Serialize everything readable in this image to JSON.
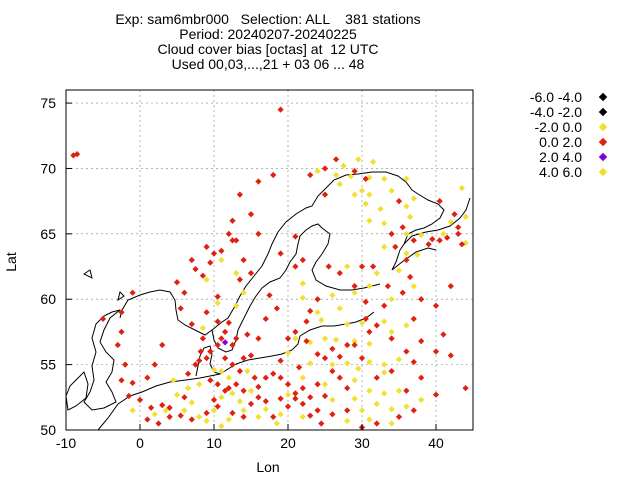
{
  "title_lines": [
    "Exp: sam6mbr000   Selection: ALL    381 stations",
    "Period: 20240207-20240225",
    "Cloud cover bias [octas] at  12 UTC",
    "Used 00,03,...,21 + 03 06 ... 48"
  ],
  "chart_data": {
    "type": "scatter",
    "xlabel": "Lon",
    "ylabel": "Lat",
    "xlim": [
      -10,
      45
    ],
    "ylim": [
      50,
      76
    ],
    "xticks": [
      -10,
      0,
      10,
      20,
      30,
      40
    ],
    "yticks": [
      50,
      55,
      60,
      65,
      70,
      75
    ],
    "xtick_labels": [
      "-10",
      "0",
      "10",
      "20",
      "30",
      "40"
    ],
    "ytick_labels": [
      "50",
      "55",
      "60",
      "65",
      "70",
      "75"
    ],
    "grid": true,
    "legend_position": "right",
    "legend": [
      {
        "label": "-6.0 -4.0",
        "color": "#000000"
      },
      {
        "label": "-4.0 -2.0",
        "color": "#000000"
      },
      {
        "label": "-2.0 0.0",
        "color": "#f0e030"
      },
      {
        "label": "0.0 2.0",
        "color": "#e02010"
      },
      {
        "label": "2.0 4.0",
        "color": "#8000e0"
      },
      {
        "label": "4.0 6.0",
        "color": "#f0e030"
      }
    ],
    "series": [
      {
        "name": "-2.0 0.0",
        "color": "#f0e030",
        "points": [
          [
            24,
            69.8
          ],
          [
            26.5,
            69.5
          ],
          [
            28.5,
            69.4
          ],
          [
            31,
            69.3
          ],
          [
            33,
            69.2
          ],
          [
            36,
            69.2
          ],
          [
            27.5,
            70.2
          ],
          [
            29.5,
            70.7
          ],
          [
            31.5,
            70.5
          ],
          [
            27,
            68.8
          ],
          [
            30,
            68.3
          ],
          [
            34,
            68.3
          ],
          [
            29,
            68.0
          ],
          [
            31,
            68.0
          ],
          [
            37,
            67.7
          ],
          [
            30.5,
            67.3
          ],
          [
            36,
            67.1
          ],
          [
            32.5,
            66.9
          ],
          [
            31,
            66.0
          ],
          [
            36.5,
            66.3
          ],
          [
            33,
            65.8
          ],
          [
            36,
            65.0
          ],
          [
            38,
            64.9
          ],
          [
            41,
            65.0
          ],
          [
            42,
            65.9
          ],
          [
            43.5,
            68.5
          ],
          [
            44,
            66.3
          ],
          [
            44,
            64.3
          ],
          [
            33,
            64.0
          ],
          [
            36,
            63.5
          ],
          [
            37.5,
            63.4
          ],
          [
            28,
            62.5
          ],
          [
            32,
            62.0
          ],
          [
            35,
            62.2
          ],
          [
            37,
            61.0
          ],
          [
            31,
            61.0
          ],
          [
            34,
            60.0
          ],
          [
            26,
            60.3
          ],
          [
            29,
            60.5
          ],
          [
            22,
            61.2
          ],
          [
            22,
            60.1
          ],
          [
            24,
            59.0
          ],
          [
            27,
            59.3
          ],
          [
            24.5,
            58.4
          ],
          [
            28,
            58.1
          ],
          [
            30,
            58.2
          ],
          [
            33,
            58.3
          ],
          [
            36,
            58.0
          ],
          [
            34,
            57.5
          ],
          [
            29,
            56.8
          ],
          [
            31,
            56.6
          ],
          [
            25,
            57.0
          ],
          [
            26.5,
            56.9
          ],
          [
            21,
            57.0
          ],
          [
            23,
            56.7
          ],
          [
            31,
            55.2
          ],
          [
            33,
            55.0
          ],
          [
            35,
            55.4
          ],
          [
            26,
            55.0
          ],
          [
            28,
            55.1
          ],
          [
            29.5,
            54.7
          ],
          [
            33,
            54.4
          ],
          [
            20,
            55.9
          ],
          [
            23,
            55.1
          ],
          [
            22,
            54.0
          ],
          [
            29,
            53.8
          ],
          [
            31,
            53.0
          ],
          [
            33,
            52.8
          ],
          [
            35,
            53.0
          ],
          [
            25,
            53.5
          ],
          [
            26,
            52.3
          ],
          [
            29,
            52.4
          ],
          [
            32,
            52.0
          ],
          [
            34,
            51.6
          ],
          [
            36,
            51.8
          ],
          [
            38,
            52.3
          ],
          [
            30,
            51.5
          ],
          [
            28,
            50.7
          ],
          [
            31,
            50.8
          ],
          [
            34,
            50.5
          ],
          [
            13,
            62.0
          ],
          [
            14,
            60.5
          ],
          [
            13,
            59.5
          ],
          [
            10.5,
            59.7
          ],
          [
            11,
            63.0
          ],
          [
            9,
            61.5
          ],
          [
            8.5,
            57.8
          ],
          [
            10,
            54.6
          ],
          [
            11,
            54.5
          ],
          [
            12,
            54.0
          ],
          [
            14.5,
            54.5
          ],
          [
            15,
            53.0
          ],
          [
            13.5,
            52.2
          ],
          [
            11,
            52.5
          ],
          [
            10,
            51.5
          ],
          [
            8,
            51.0
          ],
          [
            6,
            51.5
          ],
          [
            5,
            52.7
          ],
          [
            7,
            52.1
          ],
          [
            3.5,
            51.5
          ],
          [
            2,
            51.2
          ],
          [
            12,
            50.8
          ],
          [
            14,
            51.5
          ],
          [
            17,
            51.6
          ],
          [
            19,
            51.2
          ],
          [
            22,
            51.0
          ],
          [
            20,
            52.7
          ],
          [
            4.5,
            53.8
          ],
          [
            6.5,
            53.2
          ],
          [
            8,
            53.5
          ],
          [
            -1,
            51.5
          ],
          [
            16,
            51.0
          ],
          [
            9,
            50.7
          ],
          [
            18.5,
            50.5
          ],
          [
            11,
            50.3
          ],
          [
            12.5,
            52.8
          ]
        ]
      },
      {
        "name": "0.0 2.0",
        "color": "#e02010",
        "points": [
          [
            -9,
            71.0
          ],
          [
            -8.5,
            71.1
          ],
          [
            19,
            74.5
          ],
          [
            23,
            69.5
          ],
          [
            25,
            70.0
          ],
          [
            26.5,
            70.7
          ],
          [
            29,
            69.8
          ],
          [
            18,
            69.5
          ],
          [
            16,
            69.0
          ],
          [
            13.5,
            68.0
          ],
          [
            12.5,
            66.0
          ],
          [
            9,
            64.0
          ],
          [
            10,
            63.5
          ],
          [
            11,
            63.7
          ],
          [
            12.5,
            64.5
          ],
          [
            7,
            63.0
          ],
          [
            7.5,
            62.3
          ],
          [
            5,
            61.3
          ],
          [
            6,
            60.5
          ],
          [
            5.5,
            59.3
          ],
          [
            7,
            58.1
          ],
          [
            9,
            59.0
          ],
          [
            10.5,
            60.2
          ],
          [
            8.5,
            61.8
          ],
          [
            9.5,
            62.8
          ],
          [
            13,
            64.5
          ],
          [
            15,
            66.5
          ],
          [
            12,
            65.0
          ],
          [
            14,
            63.0
          ],
          [
            13.5,
            61.5
          ],
          [
            10.5,
            58.3
          ],
          [
            11.5,
            57.5
          ],
          [
            12.5,
            56.5
          ],
          [
            14,
            55.5
          ],
          [
            15,
            55.7
          ],
          [
            16,
            57.0
          ],
          [
            14.5,
            57.3
          ],
          [
            13,
            57.0
          ],
          [
            12,
            58.2
          ],
          [
            8.5,
            57.0
          ],
          [
            8.2,
            56.0
          ],
          [
            9,
            55.5
          ],
          [
            7.5,
            55.0
          ],
          [
            6.5,
            54.3
          ],
          [
            9.5,
            53.8
          ],
          [
            10.5,
            53.5
          ],
          [
            12,
            53.2
          ],
          [
            13,
            53.5
          ],
          [
            14,
            53.0
          ],
          [
            16,
            53.3
          ],
          [
            17,
            54.0
          ],
          [
            18,
            54.3
          ],
          [
            19,
            54.0
          ],
          [
            20,
            53.5
          ],
          [
            21,
            52.8
          ],
          [
            22,
            52.0
          ],
          [
            23,
            52.5
          ],
          [
            24,
            53.5
          ],
          [
            25,
            52.6
          ],
          [
            26,
            54.5
          ],
          [
            27,
            54.0
          ],
          [
            28,
            53.2
          ],
          [
            24,
            51.5
          ],
          [
            20,
            51.8
          ],
          [
            18,
            51.0
          ],
          [
            16,
            52.5
          ],
          [
            14,
            51.0
          ],
          [
            12.5,
            51.3
          ],
          [
            10.5,
            51.8
          ],
          [
            9,
            51.3
          ],
          [
            7,
            50.8
          ],
          [
            5.5,
            51.1
          ],
          [
            4,
            51.0
          ],
          [
            2.5,
            50.5
          ],
          [
            1,
            50.8
          ],
          [
            0,
            52.3
          ],
          [
            -1,
            53.6
          ],
          [
            -1.5,
            52.6
          ],
          [
            -2.5,
            53.8
          ],
          [
            -2,
            55.0
          ],
          [
            -3,
            56.5
          ],
          [
            -2.5,
            57.5
          ],
          [
            -5,
            58.5
          ],
          [
            -1,
            60.5
          ],
          [
            -2.5,
            59.0
          ],
          [
            3,
            56.5
          ],
          [
            2,
            55.0
          ],
          [
            1,
            54.0
          ],
          [
            15,
            62.0
          ],
          [
            16,
            65.0
          ],
          [
            19,
            63.5
          ],
          [
            21,
            62.5
          ],
          [
            22,
            63.0
          ],
          [
            21,
            64.8
          ],
          [
            17.5,
            60.3
          ],
          [
            18.5,
            59.3
          ],
          [
            17,
            58.5
          ],
          [
            22.5,
            58.3
          ],
          [
            24,
            60.0
          ],
          [
            23,
            59.1
          ],
          [
            25.5,
            62.5
          ],
          [
            27,
            62.0
          ],
          [
            29,
            61.0
          ],
          [
            30,
            62.5
          ],
          [
            31.5,
            62.5
          ],
          [
            33.5,
            61.0
          ],
          [
            35.5,
            60.5
          ],
          [
            37,
            58.5
          ],
          [
            33,
            59.5
          ],
          [
            30.5,
            59.8
          ],
          [
            32,
            58.0
          ],
          [
            34,
            57.0
          ],
          [
            36,
            56.0
          ],
          [
            37,
            55.2
          ],
          [
            34,
            54.5
          ],
          [
            32,
            54.0
          ],
          [
            30,
            55.5
          ],
          [
            28,
            56.5
          ],
          [
            26,
            56.2
          ],
          [
            24,
            55.8
          ],
          [
            22.5,
            56.8
          ],
          [
            21,
            57.5
          ],
          [
            20,
            57.0
          ],
          [
            19,
            55.3
          ],
          [
            21.5,
            54.8
          ],
          [
            22,
            53.2
          ],
          [
            25,
            55.5
          ],
          [
            27,
            55.6
          ],
          [
            29,
            56.5
          ],
          [
            31,
            57.5
          ],
          [
            30.5,
            58.5
          ],
          [
            38,
            54.0
          ],
          [
            36,
            53.0
          ],
          [
            40,
            52.7
          ],
          [
            37,
            51.5
          ],
          [
            35,
            51.0
          ],
          [
            32,
            50.5
          ],
          [
            30,
            50.2
          ],
          [
            26,
            51.2
          ],
          [
            28,
            51.5
          ],
          [
            24.5,
            50.5
          ],
          [
            34.5,
            64.0
          ],
          [
            34,
            65.0
          ],
          [
            35.5,
            65.5
          ],
          [
            37,
            64.5
          ],
          [
            39.5,
            64.6
          ],
          [
            40.5,
            64.5
          ],
          [
            41.5,
            64.7
          ],
          [
            43,
            65.5
          ],
          [
            43.5,
            64.2
          ],
          [
            36,
            63.0
          ],
          [
            36.5,
            61.7
          ],
          [
            38,
            60.0
          ],
          [
            40,
            59.5
          ],
          [
            42,
            61.0
          ],
          [
            38,
            56.8
          ],
          [
            40,
            56.0
          ],
          [
            42,
            55.7
          ],
          [
            44,
            53.2
          ],
          [
            41,
            57.3
          ],
          [
            35,
            67.5
          ],
          [
            40.5,
            67.5
          ],
          [
            42.5,
            66.5
          ],
          [
            43,
            65.0
          ],
          [
            39,
            64.2
          ],
          [
            25,
            68.0
          ],
          [
            30.5,
            69.2
          ],
          [
            8,
            55.3
          ],
          [
            11.5,
            55.5
          ],
          [
            12.5,
            55.0
          ],
          [
            13.5,
            54.5
          ],
          [
            15.5,
            54.0
          ],
          [
            9.5,
            56.0
          ],
          [
            10.5,
            56.5
          ],
          [
            11,
            57.0
          ],
          [
            11.5,
            53.0
          ],
          [
            6,
            52.5
          ],
          [
            4,
            51.7
          ],
          [
            10,
            52.3
          ],
          [
            15,
            52.0
          ],
          [
            17,
            52.2
          ],
          [
            19,
            52.4
          ],
          [
            21,
            52.4
          ],
          [
            23,
            51.1
          ],
          [
            3,
            51.9
          ],
          [
            1.5,
            51.7
          ]
        ]
      },
      {
        "name": "2.0 4.0",
        "color": "#8000e0",
        "points": [
          [
            11.5,
            56.7
          ]
        ]
      },
      {
        "name": "-4.0 -2.0",
        "color": "#000000",
        "points": []
      },
      {
        "name": "-6.0 -4.0",
        "color": "#000000",
        "points": []
      }
    ]
  }
}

===============

## WORK TO COMPLETE
State how many lines of the listing include the word "name". Reply with the number alone.

## TASK OUTPUT
5